[Start Dataset records]
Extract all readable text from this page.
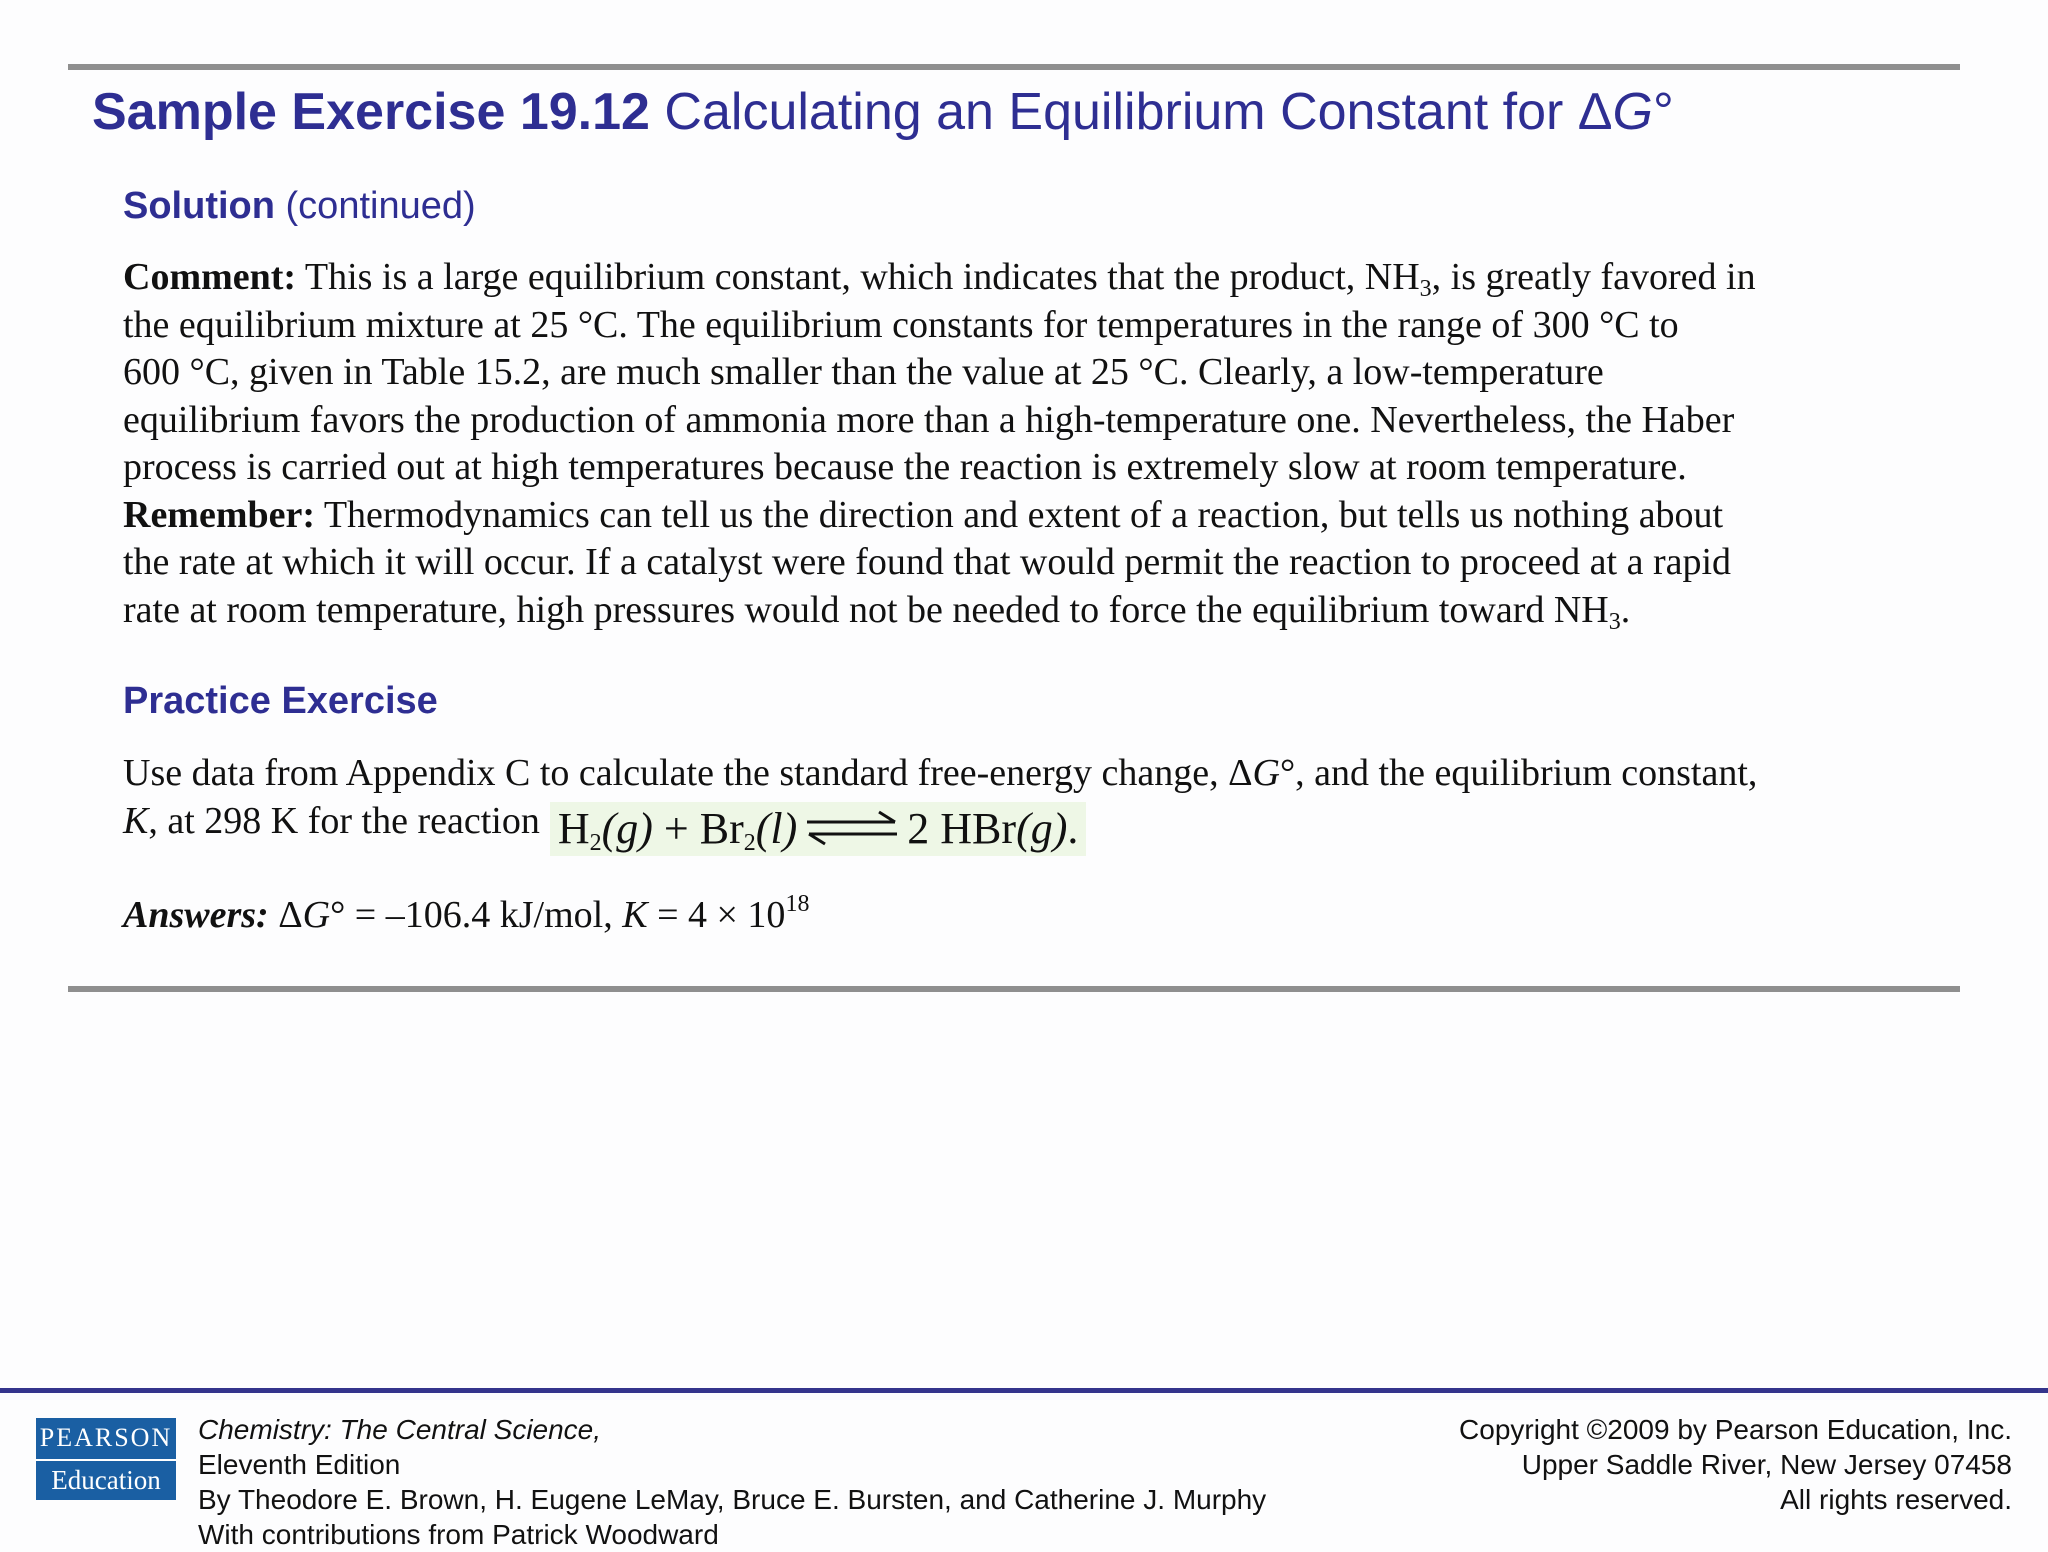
Sample Exercise 19.12 Calculating an Equilibrium Constant for ΔG°
Solution (continued)
Comment: This is a large equilibrium constant, which indicates that the product, $NH_3$, is greatly favored in
the equilibrium mixture at 25 °C. The equilibrium constants for temperatures in the range of 300 °C to
600 °C, given in Table 15.2, are much smaller than the value at 25 °C. Clearly, a low-temperature
equilibrium favors the production of ammonia more than a high-temperature one. Nevertheless, the Haber
process is carried out at high temperatures because the reaction is extremely slow at room temperature.
Remember: Thermodynamics can tell us the direction and extent of a reaction, but tells us nothing about
the rate at which it will occur. If a catalyst were found that would permit the reaction to proceed at a rapid
rate at room temperature, high pressures would not be needed to force the equilibrium toward $NH_3$.
Practice Exercise
Use data from Appendix C to calculate the standard free-energy change, ΔG°, and the equilibrium constant,
K, at 298 K for the reaction $H_2(g) + Br_2(l)$ ⇌ 2 HBr(g).
Answers: ΔG° = –106.4 kJ/mol, $K = 4 \times 10^{18}$
PEARSON
Education
Chemistry: The Central Science,
Eleventh Edition
By Theodore E. Brown, H. Eugene LeMay, Bruce E. Bursten, and Catherine J. Murphy
With contributions from Patrick Woodward
Copyright ©2009 by Pearson Education, Inc.
Upper Saddle River, New Jersey 07458
All rights reserved.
[End Dataset records]
* [Exercise instructions] Show all lines above holding "Education".

* [Result of this exercise]
Education
Copyright ©2009 by Pearson Education, Inc.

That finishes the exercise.